--- start of Input data ---

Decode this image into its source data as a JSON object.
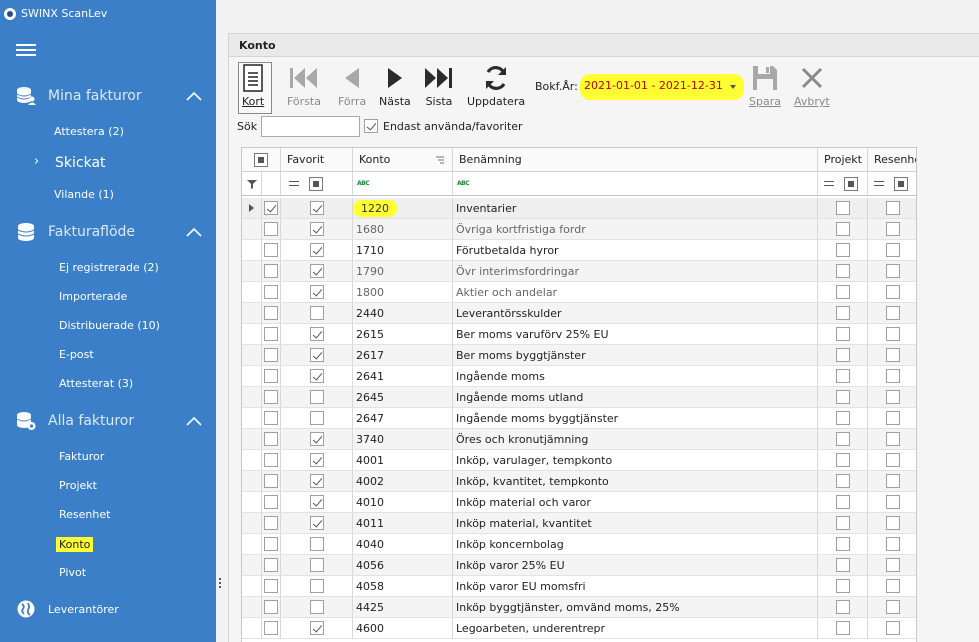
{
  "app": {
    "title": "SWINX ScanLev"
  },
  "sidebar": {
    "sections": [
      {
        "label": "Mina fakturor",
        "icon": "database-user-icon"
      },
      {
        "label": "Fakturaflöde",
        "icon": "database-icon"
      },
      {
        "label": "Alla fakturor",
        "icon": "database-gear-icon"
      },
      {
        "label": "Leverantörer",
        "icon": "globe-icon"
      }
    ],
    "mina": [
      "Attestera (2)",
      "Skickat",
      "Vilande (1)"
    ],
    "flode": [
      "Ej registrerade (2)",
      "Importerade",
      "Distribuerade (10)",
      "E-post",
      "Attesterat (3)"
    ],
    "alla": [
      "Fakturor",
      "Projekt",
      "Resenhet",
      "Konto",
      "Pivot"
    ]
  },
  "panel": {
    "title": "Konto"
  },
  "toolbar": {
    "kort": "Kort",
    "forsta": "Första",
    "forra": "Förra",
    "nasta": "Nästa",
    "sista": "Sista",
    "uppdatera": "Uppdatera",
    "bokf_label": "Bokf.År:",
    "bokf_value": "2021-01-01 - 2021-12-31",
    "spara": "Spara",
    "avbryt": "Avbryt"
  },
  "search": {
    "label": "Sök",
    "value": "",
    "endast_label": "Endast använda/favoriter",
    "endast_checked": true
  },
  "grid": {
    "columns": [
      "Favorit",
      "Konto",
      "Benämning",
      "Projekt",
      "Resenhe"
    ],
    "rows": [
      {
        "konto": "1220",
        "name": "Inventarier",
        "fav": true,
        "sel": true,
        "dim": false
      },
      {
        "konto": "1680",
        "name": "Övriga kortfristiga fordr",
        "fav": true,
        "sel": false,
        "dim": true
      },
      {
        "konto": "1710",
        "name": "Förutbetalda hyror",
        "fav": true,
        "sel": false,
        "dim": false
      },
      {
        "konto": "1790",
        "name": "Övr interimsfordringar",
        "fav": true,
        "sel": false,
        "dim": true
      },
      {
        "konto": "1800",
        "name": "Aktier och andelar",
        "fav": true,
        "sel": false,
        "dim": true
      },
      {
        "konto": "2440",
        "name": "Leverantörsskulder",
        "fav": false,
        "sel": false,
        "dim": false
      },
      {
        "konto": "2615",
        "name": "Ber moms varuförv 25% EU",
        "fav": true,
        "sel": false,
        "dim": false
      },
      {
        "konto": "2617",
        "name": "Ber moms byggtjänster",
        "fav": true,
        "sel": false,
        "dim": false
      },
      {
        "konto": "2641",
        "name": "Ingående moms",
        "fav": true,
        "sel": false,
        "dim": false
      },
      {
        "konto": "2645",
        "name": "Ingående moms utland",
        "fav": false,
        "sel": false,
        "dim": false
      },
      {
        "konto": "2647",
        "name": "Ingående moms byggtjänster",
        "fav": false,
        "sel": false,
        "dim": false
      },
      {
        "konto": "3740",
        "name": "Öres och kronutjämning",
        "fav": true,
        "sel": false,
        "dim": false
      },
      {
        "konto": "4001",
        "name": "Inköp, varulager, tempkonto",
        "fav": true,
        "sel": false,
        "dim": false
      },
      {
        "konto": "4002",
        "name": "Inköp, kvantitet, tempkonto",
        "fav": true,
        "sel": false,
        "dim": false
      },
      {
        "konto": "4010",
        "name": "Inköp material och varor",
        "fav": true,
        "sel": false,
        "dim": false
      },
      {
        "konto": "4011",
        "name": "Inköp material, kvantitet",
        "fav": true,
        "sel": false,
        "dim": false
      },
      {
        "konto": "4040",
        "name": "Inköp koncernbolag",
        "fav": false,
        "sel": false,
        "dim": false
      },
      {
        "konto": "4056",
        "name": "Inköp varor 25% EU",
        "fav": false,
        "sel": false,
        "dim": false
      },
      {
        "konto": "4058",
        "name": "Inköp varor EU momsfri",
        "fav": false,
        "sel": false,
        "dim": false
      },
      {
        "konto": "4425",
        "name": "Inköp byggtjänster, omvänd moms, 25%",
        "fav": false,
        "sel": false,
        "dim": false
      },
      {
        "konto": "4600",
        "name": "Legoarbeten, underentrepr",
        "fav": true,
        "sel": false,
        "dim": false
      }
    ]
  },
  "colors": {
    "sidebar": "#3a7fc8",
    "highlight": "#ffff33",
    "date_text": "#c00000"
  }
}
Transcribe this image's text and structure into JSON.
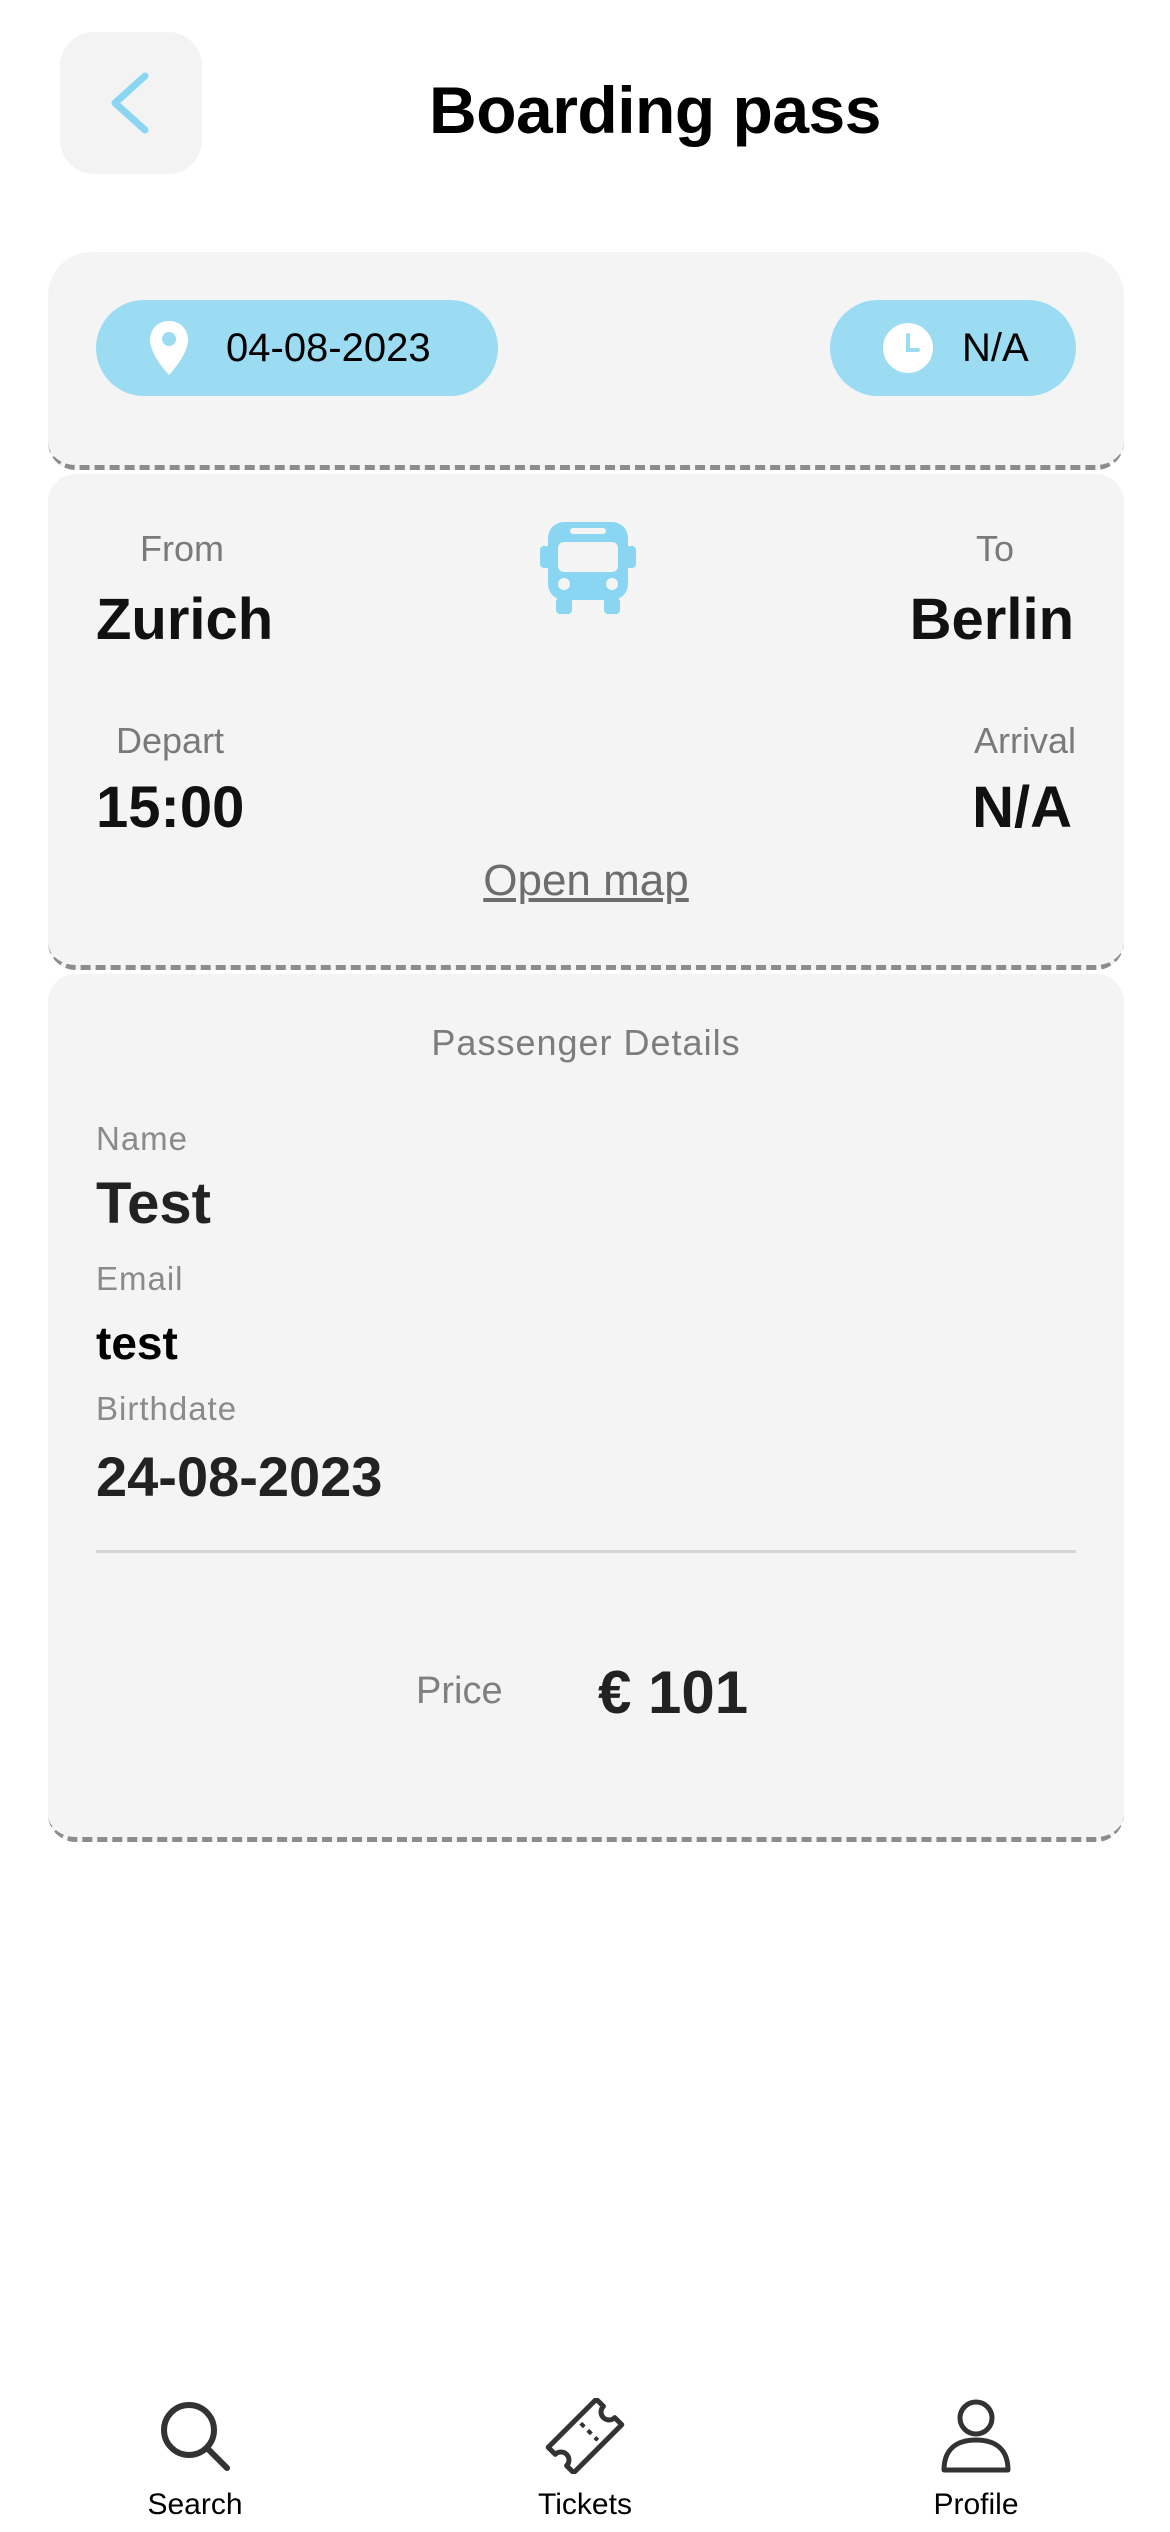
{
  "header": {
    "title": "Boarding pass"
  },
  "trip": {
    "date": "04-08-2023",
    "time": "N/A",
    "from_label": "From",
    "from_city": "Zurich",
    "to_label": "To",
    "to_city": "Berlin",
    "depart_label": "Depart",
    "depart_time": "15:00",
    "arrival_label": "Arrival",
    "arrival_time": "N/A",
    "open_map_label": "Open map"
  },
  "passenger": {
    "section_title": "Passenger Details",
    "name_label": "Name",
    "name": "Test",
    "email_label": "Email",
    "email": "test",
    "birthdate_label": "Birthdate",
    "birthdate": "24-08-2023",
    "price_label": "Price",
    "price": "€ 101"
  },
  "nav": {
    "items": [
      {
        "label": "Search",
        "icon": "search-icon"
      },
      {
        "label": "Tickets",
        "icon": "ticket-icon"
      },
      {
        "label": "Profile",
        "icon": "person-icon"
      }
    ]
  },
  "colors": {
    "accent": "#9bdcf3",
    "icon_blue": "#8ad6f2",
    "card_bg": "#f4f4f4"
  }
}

--- end of Input data ---

■ **Work required**: Leave images out of the retyped records; keep all else exact.

■ **Answer to the problem**:
Decode this image into its source data as a JSON object.
{
  "app": {
    "title": "SWINX ScanLev"
  },
  "sidebar": {
    "sections": [
      {
        "label": "Mina fakturor",
        "icon": "database-user-icon"
      },
      {
        "label": "Fakturaflöde",
        "icon": "database-icon"
      },
      {
        "label": "Alla fakturor",
        "icon": "database-gear-icon"
      },
      {
        "label": "Leverantörer",
        "icon": "globe-icon"
      }
    ],
    "mina": [
      "Attestera (2)",
      "Skickat",
      "Vilande (1)"
    ],
    "flode": [
      "Ej registrerade (2)",
      "Importerade",
      "Distribuerade (10)",
      "E-post",
      "Attesterat (3)"
    ],
    "alla": [
      "Fakturor",
      "Projekt",
      "Resenhet",
      "Konto",
      "Pivot"
    ]
  },
  "panel": {
    "title": "Konto"
  },
  "toolbar": {
    "kort": "Kort",
    "forsta": "Första",
    "forra": "Förra",
    "nasta": "Nästa",
    "sista": "Sista",
    "uppdatera": "Uppdatera",
    "bokf_label": "Bokf.År:",
    "bokf_value": "2021-01-01 - 2021-12-31",
    "spara": "Spara",
    "avbryt": "Avbryt"
  },
  "search": {
    "label": "Sök",
    "value": "",
    "endast_label": "Endast använda/favoriter",
    "endast_checked": true
  },
  "grid": {
    "columns": [
      "Favorit",
      "Konto",
      "Benämning",
      "Projekt",
      "Resenhe"
    ],
    "rows": [
      {
        "konto": "1220",
        "name": "Inventarier",
        "fav": true,
        "sel": true,
        "dim": false
      },
      {
        "konto": "1680",
        "name": "Övriga kortfristiga fordr",
        "fav": true,
        "sel": false,
        "dim": true
      },
      {
        "konto": "1710",
        "name": "Förutbetalda hyror",
        "fav": true,
        "sel": false,
        "dim": false
      },
      {
        "konto": "1790",
        "name": "Övr interimsfordringar",
        "fav": true,
        "sel": false,
        "dim": true
      },
      {
        "konto": "1800",
        "name": "Aktier och andelar",
        "fav": true,
        "sel": false,
        "dim": true
      },
      {
        "konto": "2440",
        "name": "Leverantörsskulder",
        "fav": false,
        "sel": false,
        "dim": false
      },
      {
        "konto": "2615",
        "name": "Ber moms varuförv 25% EU",
        "fav": true,
        "sel": false,
        "dim": false
      },
      {
        "konto": "2617",
        "name": "Ber moms byggtjänster",
        "fav": true,
        "sel": false,
        "dim": false
      },
      {
        "konto": "2641",
        "name": "Ingående moms",
        "fav": true,
        "sel": false,
        "dim": false
      },
      {
        "konto": "2645",
        "name": "Ingående moms utland",
        "fav": false,
        "sel": false,
        "dim": false
      },
      {
        "konto": "2647",
        "name": "Ingående moms byggtjänster",
        "fav": false,
        "sel": false,
        "dim": false
      },
      {
        "konto": "3740",
        "name": "Öres och kronutjämning",
        "fav": true,
        "sel": false,
        "dim": false
      },
      {
        "konto": "4001",
        "name": "Inköp, varulager, tempkonto",
        "fav": true,
        "sel": false,
        "dim": false
      },
      {
        "konto": "4002",
        "name": "Inköp, kvantitet, tempkonto",
        "fav": true,
        "sel": false,
        "dim": false
      },
      {
        "konto": "4010",
        "name": "Inköp material och varor",
        "fav": true,
        "sel": false,
        "dim": false
      },
      {
        "konto": "4011",
        "name": "Inköp material, kvantitet",
        "fav": true,
        "sel": false,
        "dim": false
      },
      {
        "konto": "4040",
        "name": "Inköp koncernbolag",
        "fav": false,
        "sel": false,
        "dim": false
      },
      {
        "konto": "4056",
        "name": "Inköp varor 25% EU",
        "fav": false,
        "sel": false,
        "dim": false
      },
      {
        "konto": "4058",
        "name": "Inköp varor EU momsfri",
        "fav": false,
        "sel": false,
        "dim": false
      },
      {
        "konto": "4425",
        "name": "Inköp byggtjänster, omvänd moms, 25%",
        "fav": false,
        "sel": false,
        "dim": false
      },
      {
        "konto": "4600",
        "name": "Legoarbeten, underentrepr",
        "fav": true,
        "sel": false,
        "dim": false
      }
    ]
  },
  "colors": {
    "sidebar": "#3a7fc8",
    "highlight": "#ffff33",
    "date_text": "#c00000"
  }
}
Transcribe this image's text and structure into JSON.
{
  "header": {
    "title": "Boarding pass"
  },
  "trip": {
    "date": "04-08-2023",
    "time": "N/A",
    "from_label": "From",
    "from_city": "Zurich",
    "to_label": "To",
    "to_city": "Berlin",
    "depart_label": "Depart",
    "depart_time": "15:00",
    "arrival_label": "Arrival",
    "arrival_time": "N/A",
    "open_map_label": "Open map"
  },
  "passenger": {
    "section_title": "Passenger Details",
    "name_label": "Name",
    "name": "Test",
    "email_label": "Email",
    "email": "test",
    "birthdate_label": "Birthdate",
    "birthdate": "24-08-2023",
    "price_label": "Price",
    "price": "€ 101"
  },
  "nav": {
    "items": [
      {
        "label": "Search",
        "icon": "search-icon"
      },
      {
        "label": "Tickets",
        "icon": "ticket-icon"
      },
      {
        "label": "Profile",
        "icon": "person-icon"
      }
    ]
  },
  "colors": {
    "accent": "#9bdcf3",
    "icon_blue": "#8ad6f2",
    "card_bg": "#f4f4f4"
  }
}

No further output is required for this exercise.